-------- Source data --------

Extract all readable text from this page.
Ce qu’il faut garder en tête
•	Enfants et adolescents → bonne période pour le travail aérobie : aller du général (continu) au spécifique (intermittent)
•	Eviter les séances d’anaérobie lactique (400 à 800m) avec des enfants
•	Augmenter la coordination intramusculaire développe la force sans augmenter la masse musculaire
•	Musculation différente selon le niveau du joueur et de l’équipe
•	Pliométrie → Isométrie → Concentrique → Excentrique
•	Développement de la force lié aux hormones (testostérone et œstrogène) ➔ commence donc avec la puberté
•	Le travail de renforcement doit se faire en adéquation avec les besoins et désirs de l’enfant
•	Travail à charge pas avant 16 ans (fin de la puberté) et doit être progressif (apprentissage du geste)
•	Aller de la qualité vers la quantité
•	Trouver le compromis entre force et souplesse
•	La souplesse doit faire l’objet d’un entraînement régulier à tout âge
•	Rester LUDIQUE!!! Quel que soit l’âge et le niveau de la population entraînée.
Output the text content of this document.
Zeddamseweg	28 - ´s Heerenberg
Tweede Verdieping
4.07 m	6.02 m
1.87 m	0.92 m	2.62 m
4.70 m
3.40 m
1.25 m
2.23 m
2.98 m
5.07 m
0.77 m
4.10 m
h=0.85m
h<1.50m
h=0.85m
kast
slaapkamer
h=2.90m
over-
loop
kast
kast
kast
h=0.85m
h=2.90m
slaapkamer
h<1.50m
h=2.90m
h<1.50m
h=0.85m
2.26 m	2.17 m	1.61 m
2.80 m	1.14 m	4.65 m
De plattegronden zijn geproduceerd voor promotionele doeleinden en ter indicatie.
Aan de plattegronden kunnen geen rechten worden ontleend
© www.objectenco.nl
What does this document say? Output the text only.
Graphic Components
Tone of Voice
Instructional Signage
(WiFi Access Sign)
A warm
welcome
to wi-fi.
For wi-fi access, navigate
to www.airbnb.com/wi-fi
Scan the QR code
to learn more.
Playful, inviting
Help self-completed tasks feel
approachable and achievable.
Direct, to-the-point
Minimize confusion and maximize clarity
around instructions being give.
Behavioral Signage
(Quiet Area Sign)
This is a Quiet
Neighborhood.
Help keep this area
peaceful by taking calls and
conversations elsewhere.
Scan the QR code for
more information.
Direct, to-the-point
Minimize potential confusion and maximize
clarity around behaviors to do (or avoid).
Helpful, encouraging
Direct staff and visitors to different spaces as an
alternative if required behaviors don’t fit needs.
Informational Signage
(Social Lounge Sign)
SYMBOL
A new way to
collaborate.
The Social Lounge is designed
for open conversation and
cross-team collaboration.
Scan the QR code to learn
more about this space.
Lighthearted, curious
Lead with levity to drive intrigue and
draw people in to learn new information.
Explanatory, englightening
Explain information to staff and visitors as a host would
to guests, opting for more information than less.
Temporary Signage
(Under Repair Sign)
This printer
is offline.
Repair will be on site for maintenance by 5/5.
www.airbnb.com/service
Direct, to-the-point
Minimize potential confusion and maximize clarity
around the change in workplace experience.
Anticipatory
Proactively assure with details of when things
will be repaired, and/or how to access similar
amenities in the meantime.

--------

Description of the task =
Write out the data exactly as it stands.

Written answer =
Extract all readable text from this page.
Ce qu’il faut garder en tête
•	Enfants et adolescents → bonne période pour le travail aérobie : aller du général (continu) au spécifique (intermittent)
•	Eviter les séances d’anaérobie lactique (400 à 800m) avec des enfants
•	Augmenter la coordination intramusculaire développe la force sans augmenter la masse musculaire
•	Musculation différente selon le niveau du joueur et de l’équipe
•	Pliométrie → Isométrie → Concentrique → Excentrique
•	Développement de la force lié aux hormones (testostérone et œstrogène) ➔ commence donc avec la puberté
•	Le travail de renforcement doit se faire en adéquation avec les besoins et désirs de l’enfant
•	Travail à charge pas avant 16 ans (fin de la puberté) et doit être progressif (apprentissage du geste)
•	Aller de la qualité vers la quantité
•	Trouver le compromis entre force et souplesse
•	La souplesse doit faire l’objet d’un entraînement régulier à tout âge
•	Rester LUDIQUE!!! Quel que soit l’âge et le niveau de la population entraînée.
Output the text content of this document.
Zeddamseweg	28 - ´s Heerenberg
Tweede Verdieping
4.07 m	6.02 m
1.87 m	0.92 m	2.62 m
4.70 m
3.40 m
1.25 m
2.23 m
2.98 m
5.07 m
0.77 m
4.10 m
h=0.85m
h<1.50m
h=0.85m
kast
slaapkamer
h=2.90m
over-
loop
kast
kast
kast
h=0.85m
h=2.90m
slaapkamer
h<1.50m
h=2.90m
h<1.50m
h=0.85m
2.26 m	2.17 m	1.61 m
2.80 m	1.14 m	4.65 m
De plattegronden zijn geproduceerd voor promotionele doeleinden en ter indicatie.
Aan de plattegronden kunnen geen rechten worden ontleend
© www.objectenco.nl
What does this document say? Output the text only.
Graphic Components
Tone of Voice
Instructional Signage
(WiFi Access Sign)
A warm
welcome
to wi-fi.
For wi-fi access, navigate
to www.airbnb.com/wi-fi
Scan the QR code
to learn more.
Playful, inviting
Help self-completed tasks feel
approachable and achievable.
Direct, to-the-point
Minimize confusion and maximize clarity
around instructions being give.
Behavioral Signage
(Quiet Area Sign)
This is a Quiet
Neighborhood.
Help keep this area
peaceful by taking calls and
conversations elsewhere.
Scan the QR code for
more information.
Direct, to-the-point
Minimize potential confusion and maximize
clarity around behaviors to do (or avoid).
Helpful, encouraging
Direct staff and visitors to different spaces as an
alternative if required behaviors don’t fit needs.
Informational Signage
(Social Lounge Sign)
SYMBOL
A new way to
collaborate.
The Social Lounge is designed
for open conversation and
cross-team collaboration.
Scan the QR code to learn
more about this space.
Lighthearted, curious
Lead with levity to drive intrigue and
draw people in to learn new information.
Explanatory, englightening
Explain information to staff and visitors as a host would
to guests, opting for more information than less.
Temporary Signage
(Under Repair Sign)
This printer
is offline.
Repair will be on site for maintenance by 5/5.
www.airbnb.com/service
Direct, to-the-point
Minimize potential confusion and maximize clarity
around the change in workplace experience.
Anticipatory
Proactively assure with details of when things
will be repaired, and/or how to access similar
amenities in the meantime.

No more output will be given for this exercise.